:: DATA SHOWN ::

━━━━━━━━━━

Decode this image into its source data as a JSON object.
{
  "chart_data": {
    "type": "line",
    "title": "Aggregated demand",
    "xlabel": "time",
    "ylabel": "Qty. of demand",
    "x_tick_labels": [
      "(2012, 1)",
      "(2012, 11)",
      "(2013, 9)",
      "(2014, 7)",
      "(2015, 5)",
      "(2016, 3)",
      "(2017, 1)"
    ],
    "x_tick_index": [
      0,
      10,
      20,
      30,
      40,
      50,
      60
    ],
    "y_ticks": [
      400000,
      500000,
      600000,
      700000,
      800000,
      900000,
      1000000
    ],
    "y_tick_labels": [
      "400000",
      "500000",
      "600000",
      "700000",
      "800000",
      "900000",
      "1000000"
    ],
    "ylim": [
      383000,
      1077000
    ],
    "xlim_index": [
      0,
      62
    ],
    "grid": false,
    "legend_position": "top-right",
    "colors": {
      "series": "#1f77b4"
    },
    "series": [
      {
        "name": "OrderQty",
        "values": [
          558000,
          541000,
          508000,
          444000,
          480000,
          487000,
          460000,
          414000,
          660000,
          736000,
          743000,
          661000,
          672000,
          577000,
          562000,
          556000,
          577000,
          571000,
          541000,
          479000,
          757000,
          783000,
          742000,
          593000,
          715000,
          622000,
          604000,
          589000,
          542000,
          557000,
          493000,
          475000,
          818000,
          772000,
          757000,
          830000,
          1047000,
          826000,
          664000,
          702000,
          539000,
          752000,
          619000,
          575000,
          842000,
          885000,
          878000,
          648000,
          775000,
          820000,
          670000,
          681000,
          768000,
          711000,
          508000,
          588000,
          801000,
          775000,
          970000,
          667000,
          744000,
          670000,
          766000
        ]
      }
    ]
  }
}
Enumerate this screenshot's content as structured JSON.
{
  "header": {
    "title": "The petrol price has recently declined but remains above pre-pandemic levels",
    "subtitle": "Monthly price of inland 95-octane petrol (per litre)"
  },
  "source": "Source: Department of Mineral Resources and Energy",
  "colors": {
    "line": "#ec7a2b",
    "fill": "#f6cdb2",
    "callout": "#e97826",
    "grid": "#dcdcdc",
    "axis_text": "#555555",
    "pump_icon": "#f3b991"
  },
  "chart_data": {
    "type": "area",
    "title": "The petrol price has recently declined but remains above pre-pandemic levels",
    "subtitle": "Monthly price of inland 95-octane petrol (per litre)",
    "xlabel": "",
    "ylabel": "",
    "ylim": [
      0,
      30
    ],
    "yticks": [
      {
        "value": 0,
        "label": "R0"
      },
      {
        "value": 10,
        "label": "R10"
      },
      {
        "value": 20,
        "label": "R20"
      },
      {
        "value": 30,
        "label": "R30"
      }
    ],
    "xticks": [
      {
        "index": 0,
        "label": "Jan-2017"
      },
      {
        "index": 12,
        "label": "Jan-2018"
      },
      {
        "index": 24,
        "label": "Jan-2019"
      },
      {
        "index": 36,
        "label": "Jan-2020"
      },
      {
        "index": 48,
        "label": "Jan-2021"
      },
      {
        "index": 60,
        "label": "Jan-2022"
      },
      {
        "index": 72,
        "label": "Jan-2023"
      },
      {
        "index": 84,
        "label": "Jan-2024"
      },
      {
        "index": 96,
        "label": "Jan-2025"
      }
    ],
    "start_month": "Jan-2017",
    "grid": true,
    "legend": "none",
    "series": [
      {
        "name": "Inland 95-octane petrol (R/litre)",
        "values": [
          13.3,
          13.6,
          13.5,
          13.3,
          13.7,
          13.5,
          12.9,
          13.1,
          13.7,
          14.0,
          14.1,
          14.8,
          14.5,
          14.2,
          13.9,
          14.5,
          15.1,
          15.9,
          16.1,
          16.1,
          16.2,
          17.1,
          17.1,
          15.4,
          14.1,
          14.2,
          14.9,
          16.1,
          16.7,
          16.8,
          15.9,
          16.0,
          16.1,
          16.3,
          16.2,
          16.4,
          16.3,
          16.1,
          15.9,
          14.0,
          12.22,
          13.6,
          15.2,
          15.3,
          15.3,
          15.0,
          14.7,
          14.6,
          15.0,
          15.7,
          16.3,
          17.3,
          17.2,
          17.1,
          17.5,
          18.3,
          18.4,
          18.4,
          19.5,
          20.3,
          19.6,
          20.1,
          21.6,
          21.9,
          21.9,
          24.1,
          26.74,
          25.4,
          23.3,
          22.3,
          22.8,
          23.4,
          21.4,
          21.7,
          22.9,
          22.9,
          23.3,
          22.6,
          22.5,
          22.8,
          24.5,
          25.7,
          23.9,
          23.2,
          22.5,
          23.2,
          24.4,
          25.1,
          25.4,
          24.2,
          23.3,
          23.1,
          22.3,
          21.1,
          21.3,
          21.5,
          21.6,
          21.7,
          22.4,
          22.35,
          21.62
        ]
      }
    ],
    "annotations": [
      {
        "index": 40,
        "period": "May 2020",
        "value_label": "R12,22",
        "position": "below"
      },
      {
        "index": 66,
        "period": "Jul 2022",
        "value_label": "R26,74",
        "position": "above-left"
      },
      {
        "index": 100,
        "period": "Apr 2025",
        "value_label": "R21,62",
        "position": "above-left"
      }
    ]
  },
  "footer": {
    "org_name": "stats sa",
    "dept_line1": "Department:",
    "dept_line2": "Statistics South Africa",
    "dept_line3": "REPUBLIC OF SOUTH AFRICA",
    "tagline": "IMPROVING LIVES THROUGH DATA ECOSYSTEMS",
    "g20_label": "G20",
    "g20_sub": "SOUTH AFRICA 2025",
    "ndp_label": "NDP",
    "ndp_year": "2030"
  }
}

━━━━━━━━━━

:: WHAT THE TASK REQUIRES ::
The entries above should be repeated exactly, every one of them.

:: REPLY ::
Decode this image into its source data as a JSON object.
{
  "chart_data": {
    "type": "line",
    "title": "Aggregated demand",
    "xlabel": "time",
    "ylabel": "Qty. of demand",
    "x_tick_labels": [
      "(2012, 1)",
      "(2012, 11)",
      "(2013, 9)",
      "(2014, 7)",
      "(2015, 5)",
      "(2016, 3)",
      "(2017, 1)"
    ],
    "x_tick_index": [
      0,
      10,
      20,
      30,
      40,
      50,
      60
    ],
    "y_ticks": [
      400000,
      500000,
      600000,
      700000,
      800000,
      900000,
      1000000
    ],
    "y_tick_labels": [
      "400000",
      "500000",
      "600000",
      "700000",
      "800000",
      "900000",
      "1000000"
    ],
    "ylim": [
      383000,
      1077000
    ],
    "xlim_index": [
      0,
      62
    ],
    "grid": false,
    "legend_position": "top-right",
    "colors": {
      "series": "#1f77b4"
    },
    "series": [
      {
        "name": "OrderQty",
        "values": [
          558000,
          541000,
          508000,
          444000,
          480000,
          487000,
          460000,
          414000,
          660000,
          736000,
          743000,
          661000,
          672000,
          577000,
          562000,
          556000,
          577000,
          571000,
          541000,
          479000,
          757000,
          783000,
          742000,
          593000,
          715000,
          622000,
          604000,
          589000,
          542000,
          557000,
          493000,
          475000,
          818000,
          772000,
          757000,
          830000,
          1047000,
          826000,
          664000,
          702000,
          539000,
          752000,
          619000,
          575000,
          842000,
          885000,
          878000,
          648000,
          775000,
          820000,
          670000,
          681000,
          768000,
          711000,
          508000,
          588000,
          801000,
          775000,
          970000,
          667000,
          744000,
          670000,
          766000
        ]
      }
    ]
  }
}
Enumerate this screenshot's content as structured JSON.
{
  "header": {
    "title": "The petrol price has recently declined but remains above pre-pandemic levels",
    "subtitle": "Monthly price of inland 95-octane petrol (per litre)"
  },
  "source": "Source: Department of Mineral Resources and Energy",
  "colors": {
    "line": "#ec7a2b",
    "fill": "#f6cdb2",
    "callout": "#e97826",
    "grid": "#dcdcdc",
    "axis_text": "#555555",
    "pump_icon": "#f3b991"
  },
  "chart_data": {
    "type": "area",
    "title": "The petrol price has recently declined but remains above pre-pandemic levels",
    "subtitle": "Monthly price of inland 95-octane petrol (per litre)",
    "xlabel": "",
    "ylabel": "",
    "ylim": [
      0,
      30
    ],
    "yticks": [
      {
        "value": 0,
        "label": "R0"
      },
      {
        "value": 10,
        "label": "R10"
      },
      {
        "value": 20,
        "label": "R20"
      },
      {
        "value": 30,
        "label": "R30"
      }
    ],
    "xticks": [
      {
        "index": 0,
        "label": "Jan-2017"
      },
      {
        "index": 12,
        "label": "Jan-2018"
      },
      {
        "index": 24,
        "label": "Jan-2019"
      },
      {
        "index": 36,
        "label": "Jan-2020"
      },
      {
        "index": 48,
        "label": "Jan-2021"
      },
      {
        "index": 60,
        "label": "Jan-2022"
      },
      {
        "index": 72,
        "label": "Jan-2023"
      },
      {
        "index": 84,
        "label": "Jan-2024"
      },
      {
        "index": 96,
        "label": "Jan-2025"
      }
    ],
    "start_month": "Jan-2017",
    "grid": true,
    "legend": "none",
    "series": [
      {
        "name": "Inland 95-octane petrol (R/litre)",
        "values": [
          13.3,
          13.6,
          13.5,
          13.3,
          13.7,
          13.5,
          12.9,
          13.1,
          13.7,
          14.0,
          14.1,
          14.8,
          14.5,
          14.2,
          13.9,
          14.5,
          15.1,
          15.9,
          16.1,
          16.1,
          16.2,
          17.1,
          17.1,
          15.4,
          14.1,
          14.2,
          14.9,
          16.1,
          16.7,
          16.8,
          15.9,
          16.0,
          16.1,
          16.3,
          16.2,
          16.4,
          16.3,
          16.1,
          15.9,
          14.0,
          12.22,
          13.6,
          15.2,
          15.3,
          15.3,
          15.0,
          14.7,
          14.6,
          15.0,
          15.7,
          16.3,
          17.3,
          17.2,
          17.1,
          17.5,
          18.3,
          18.4,
          18.4,
          19.5,
          20.3,
          19.6,
          20.1,
          21.6,
          21.9,
          21.9,
          24.1,
          26.74,
          25.4,
          23.3,
          22.3,
          22.8,
          23.4,
          21.4,
          21.7,
          22.9,
          22.9,
          23.3,
          22.6,
          22.5,
          22.8,
          24.5,
          25.7,
          23.9,
          23.2,
          22.5,
          23.2,
          24.4,
          25.1,
          25.4,
          24.2,
          23.3,
          23.1,
          22.3,
          21.1,
          21.3,
          21.5,
          21.6,
          21.7,
          22.4,
          22.35,
          21.62
        ]
      }
    ],
    "annotations": [
      {
        "index": 40,
        "period": "May 2020",
        "value_label": "R12,22",
        "position": "below"
      },
      {
        "index": 66,
        "period": "Jul 2022",
        "value_label": "R26,74",
        "position": "above-left"
      },
      {
        "index": 100,
        "period": "Apr 2025",
        "value_label": "R21,62",
        "position": "above-left"
      }
    ]
  },
  "footer": {
    "org_name": "stats sa",
    "dept_line1": "Department:",
    "dept_line2": "Statistics South Africa",
    "dept_line3": "REPUBLIC OF SOUTH AFRICA",
    "tagline": "IMPROVING LIVES THROUGH DATA ECOSYSTEMS",
    "g20_label": "G20",
    "g20_sub": "SOUTH AFRICA 2025",
    "ndp_label": "NDP",
    "ndp_year": "2030"
  }
}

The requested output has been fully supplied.